Make an exact copy of the lines, leaving the pictures out.

Provided information ::
------------

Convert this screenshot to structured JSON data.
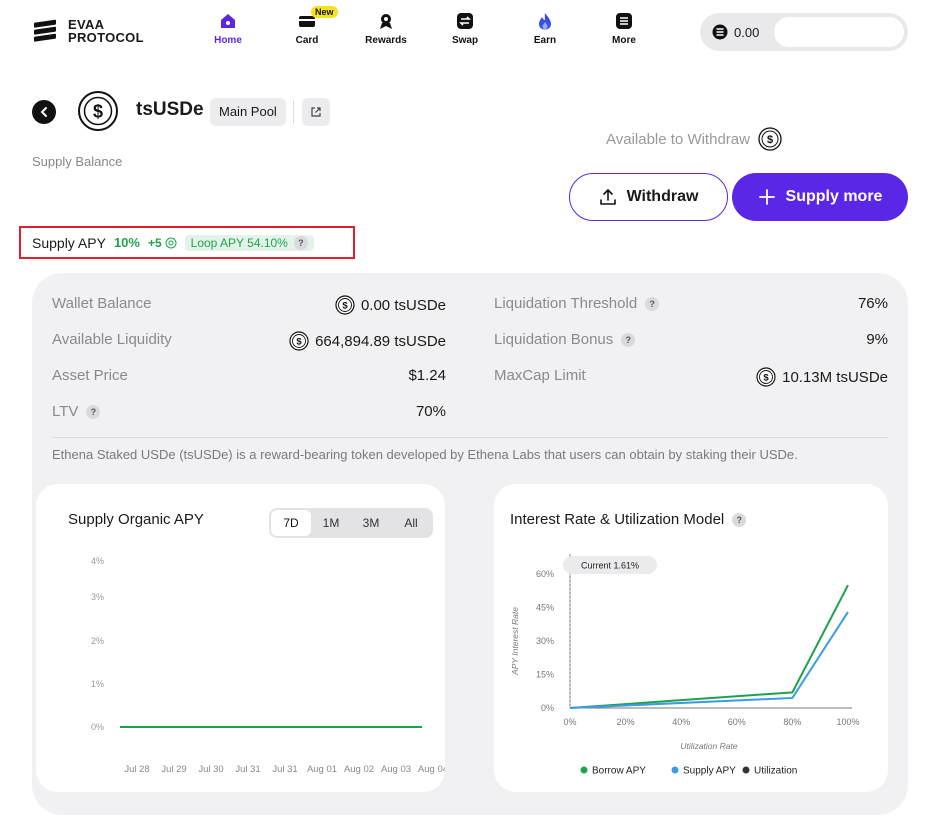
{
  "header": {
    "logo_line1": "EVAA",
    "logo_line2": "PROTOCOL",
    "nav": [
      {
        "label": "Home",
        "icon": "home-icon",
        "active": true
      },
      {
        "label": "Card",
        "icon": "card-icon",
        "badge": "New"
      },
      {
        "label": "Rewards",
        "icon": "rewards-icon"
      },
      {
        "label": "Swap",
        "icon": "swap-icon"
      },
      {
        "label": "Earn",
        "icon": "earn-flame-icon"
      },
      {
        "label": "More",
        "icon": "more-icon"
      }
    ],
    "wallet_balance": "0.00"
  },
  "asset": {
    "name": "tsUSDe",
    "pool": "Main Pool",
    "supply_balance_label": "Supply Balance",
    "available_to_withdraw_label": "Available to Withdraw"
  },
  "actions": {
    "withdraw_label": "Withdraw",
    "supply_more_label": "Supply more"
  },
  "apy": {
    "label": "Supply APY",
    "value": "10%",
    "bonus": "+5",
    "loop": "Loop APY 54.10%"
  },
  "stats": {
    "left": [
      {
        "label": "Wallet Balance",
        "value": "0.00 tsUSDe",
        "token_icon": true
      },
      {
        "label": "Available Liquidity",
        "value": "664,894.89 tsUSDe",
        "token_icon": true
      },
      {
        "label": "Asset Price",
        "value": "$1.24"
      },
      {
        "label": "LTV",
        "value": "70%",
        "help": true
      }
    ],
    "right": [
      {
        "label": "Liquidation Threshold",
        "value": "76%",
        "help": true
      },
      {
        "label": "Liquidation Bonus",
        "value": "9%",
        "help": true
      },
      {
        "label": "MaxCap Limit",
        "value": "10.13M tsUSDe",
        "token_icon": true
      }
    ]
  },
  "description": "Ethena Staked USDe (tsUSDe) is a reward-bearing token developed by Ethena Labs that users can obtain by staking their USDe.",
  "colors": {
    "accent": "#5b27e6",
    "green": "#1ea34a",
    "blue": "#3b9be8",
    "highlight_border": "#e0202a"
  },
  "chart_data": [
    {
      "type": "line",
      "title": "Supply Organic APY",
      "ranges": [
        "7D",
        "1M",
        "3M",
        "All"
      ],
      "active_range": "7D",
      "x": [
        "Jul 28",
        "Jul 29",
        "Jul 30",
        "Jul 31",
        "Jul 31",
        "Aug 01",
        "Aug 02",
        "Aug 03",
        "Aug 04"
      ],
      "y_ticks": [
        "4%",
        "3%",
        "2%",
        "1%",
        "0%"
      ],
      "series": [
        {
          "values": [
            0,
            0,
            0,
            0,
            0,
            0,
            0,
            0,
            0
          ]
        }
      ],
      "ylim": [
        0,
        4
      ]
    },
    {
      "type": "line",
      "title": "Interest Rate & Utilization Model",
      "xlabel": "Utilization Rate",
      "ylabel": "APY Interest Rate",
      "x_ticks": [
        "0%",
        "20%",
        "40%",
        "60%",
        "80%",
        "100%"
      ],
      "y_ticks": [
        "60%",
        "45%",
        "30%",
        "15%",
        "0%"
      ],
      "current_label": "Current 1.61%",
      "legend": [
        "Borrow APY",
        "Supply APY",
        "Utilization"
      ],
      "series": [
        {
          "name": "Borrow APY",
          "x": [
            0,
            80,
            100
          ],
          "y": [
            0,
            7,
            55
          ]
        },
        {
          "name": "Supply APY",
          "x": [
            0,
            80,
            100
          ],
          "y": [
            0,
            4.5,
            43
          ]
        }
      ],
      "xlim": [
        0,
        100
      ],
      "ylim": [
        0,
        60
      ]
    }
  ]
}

------------

Task output ::
Convert this screenshot to structured JSON data.
{
  "header": {
    "logo_line1": "EVAA",
    "logo_line2": "PROTOCOL",
    "nav": [
      {
        "label": "Home",
        "icon": "home-icon",
        "active": true
      },
      {
        "label": "Card",
        "icon": "card-icon",
        "badge": "New"
      },
      {
        "label": "Rewards",
        "icon": "rewards-icon"
      },
      {
        "label": "Swap",
        "icon": "swap-icon"
      },
      {
        "label": "Earn",
        "icon": "earn-flame-icon"
      },
      {
        "label": "More",
        "icon": "more-icon"
      }
    ],
    "wallet_balance": "0.00"
  },
  "asset": {
    "name": "tsUSDe",
    "pool": "Main Pool",
    "supply_balance_label": "Supply Balance",
    "available_to_withdraw_label": "Available to Withdraw"
  },
  "actions": {
    "withdraw_label": "Withdraw",
    "supply_more_label": "Supply more"
  },
  "apy": {
    "label": "Supply APY",
    "value": "10%",
    "bonus": "+5",
    "loop": "Loop APY 54.10%"
  },
  "stats": {
    "left": [
      {
        "label": "Wallet Balance",
        "value": "0.00 tsUSDe",
        "token_icon": true
      },
      {
        "label": "Available Liquidity",
        "value": "664,894.89 tsUSDe",
        "token_icon": true
      },
      {
        "label": "Asset Price",
        "value": "$1.24"
      },
      {
        "label": "LTV",
        "value": "70%",
        "help": true
      }
    ],
    "right": [
      {
        "label": "Liquidation Threshold",
        "value": "76%",
        "help": true
      },
      {
        "label": "Liquidation Bonus",
        "value": "9%",
        "help": true
      },
      {
        "label": "MaxCap Limit",
        "value": "10.13M tsUSDe",
        "token_icon": true
      }
    ]
  },
  "description": "Ethena Staked USDe (tsUSDe) is a reward-bearing token developed by Ethena Labs that users can obtain by staking their USDe.",
  "colors": {
    "accent": "#5b27e6",
    "green": "#1ea34a",
    "blue": "#3b9be8",
    "highlight_border": "#e0202a"
  },
  "chart_data": [
    {
      "type": "line",
      "title": "Supply Organic APY",
      "ranges": [
        "7D",
        "1M",
        "3M",
        "All"
      ],
      "active_range": "7D",
      "x": [
        "Jul 28",
        "Jul 29",
        "Jul 30",
        "Jul 31",
        "Jul 31",
        "Aug 01",
        "Aug 02",
        "Aug 03",
        "Aug 04"
      ],
      "y_ticks": [
        "4%",
        "3%",
        "2%",
        "1%",
        "0%"
      ],
      "series": [
        {
          "values": [
            0,
            0,
            0,
            0,
            0,
            0,
            0,
            0,
            0
          ]
        }
      ],
      "ylim": [
        0,
        4
      ]
    },
    {
      "type": "line",
      "title": "Interest Rate & Utilization Model",
      "xlabel": "Utilization Rate",
      "ylabel": "APY Interest Rate",
      "x_ticks": [
        "0%",
        "20%",
        "40%",
        "60%",
        "80%",
        "100%"
      ],
      "y_ticks": [
        "60%",
        "45%",
        "30%",
        "15%",
        "0%"
      ],
      "current_label": "Current 1.61%",
      "legend": [
        "Borrow APY",
        "Supply APY",
        "Utilization"
      ],
      "series": [
        {
          "name": "Borrow APY",
          "x": [
            0,
            80,
            100
          ],
          "y": [
            0,
            7,
            55
          ]
        },
        {
          "name": "Supply APY",
          "x": [
            0,
            80,
            100
          ],
          "y": [
            0,
            4.5,
            43
          ]
        }
      ],
      "xlim": [
        0,
        100
      ],
      "ylim": [
        0,
        60
      ]
    }
  ]
}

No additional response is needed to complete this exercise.